▸ **Written problem**: All entries are to be quoted exactly; the images stay out of the copy.

▸ **Data lines**:
+ + +
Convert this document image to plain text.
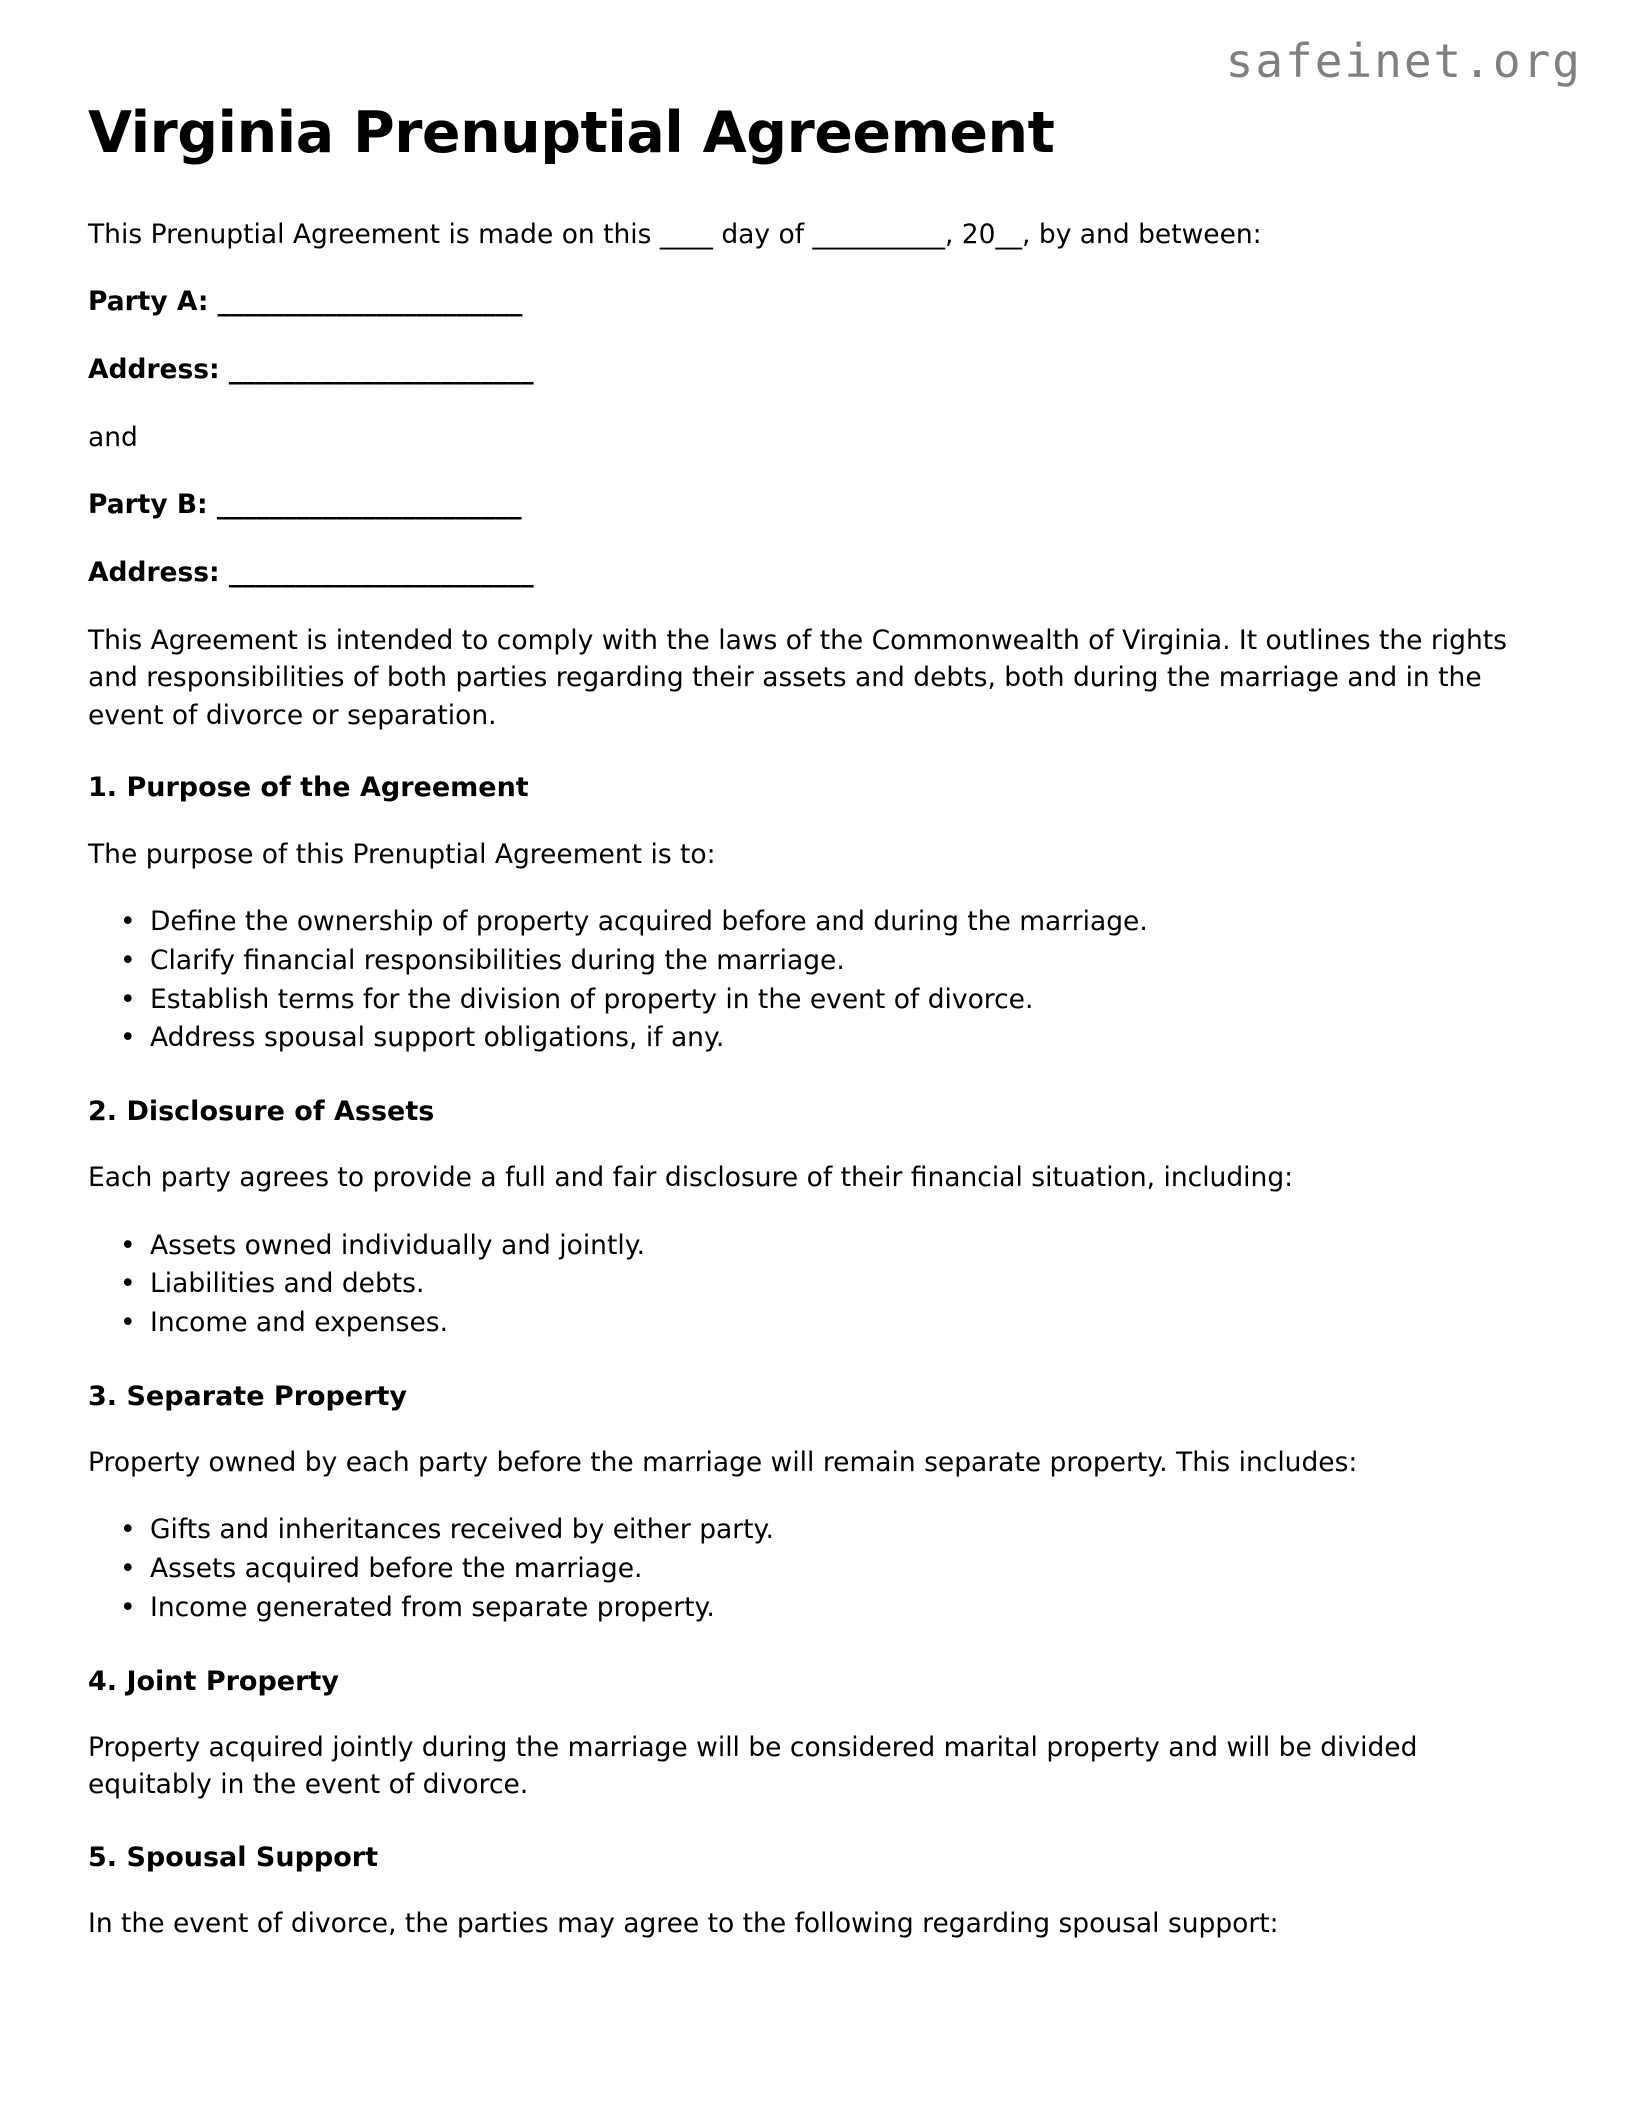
safeinet.org
Virginia Prenuptial Agreement

This Prenuptial Agreement is made on this ____ day of __________, 20__, by and between:

Party A: _______________________

Address: _______________________

and

Party B: _______________________

Address: _______________________

This Agreement is intended to comply with the laws of the Commonwealth of Virginia. It outlines the rights and responsibilities of both parties regarding their assets and debts, both during the marriage and in the event of divorce or separation.

1. Purpose of the Agreement

The purpose of this Prenuptial Agreement is to:

• Define the ownership of property acquired before and during the marriage.
• Clarify financial responsibilities during the marriage.
• Establish terms for the division of property in the event of divorce.
• Address spousal support obligations, if any.
2. Disclosure of Assets

Each party agrees to provide a full and fair disclosure of their financial situation, including:

• Assets owned individually and jointly.
• Liabilities and debts.
• Income and expenses.
3. Separate Property

Property owned by each party before the marriage will remain separate property. This includes:

• Gifts and inheritances received by either party.
• Assets acquired before the marriage.
• Income generated from separate property.
4. Joint Property

Property acquired jointly during the marriage will be considered marital property and will be divided equitably in the event of divorce.

5. Spousal Support

In the event of divorce, the parties may agree to the following regarding spousal support:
+ + +
▸ **Completed task**:
Convert this document image to plain text.
safeinet.org
Virginia Prenuptial Agreement

This Prenuptial Agreement is made on this ____ day of __________, 20__, by and between:

Party A: _______________________

Address: _______________________

and

Party B: _______________________

Address: _______________________

This Agreement is intended to comply with the laws of the Commonwealth of Virginia. It outlines the rights and responsibilities of both parties regarding their assets and debts, both during the marriage and in the event of divorce or separation.

1. Purpose of the Agreement

The purpose of this Prenuptial Agreement is to:

• Define the ownership of property acquired before and during the marriage.
• Clarify financial responsibilities during the marriage.
• Establish terms for the division of property in the event of divorce.
• Address spousal support obligations, if any.
2. Disclosure of Assets

Each party agrees to provide a full and fair disclosure of their financial situation, including:

• Assets owned individually and jointly.
• Liabilities and debts.
• Income and expenses.
3. Separate Property

Property owned by each party before the marriage will remain separate property. This includes:

• Gifts and inheritances received by either party.
• Assets acquired before the marriage.
• Income generated from separate property.
4. Joint Property

Property acquired jointly during the marriage will be considered marital property and will be divided equitably in the event of divorce.

5. Spousal Support

In the event of divorce, the parties may agree to the following regarding spousal support:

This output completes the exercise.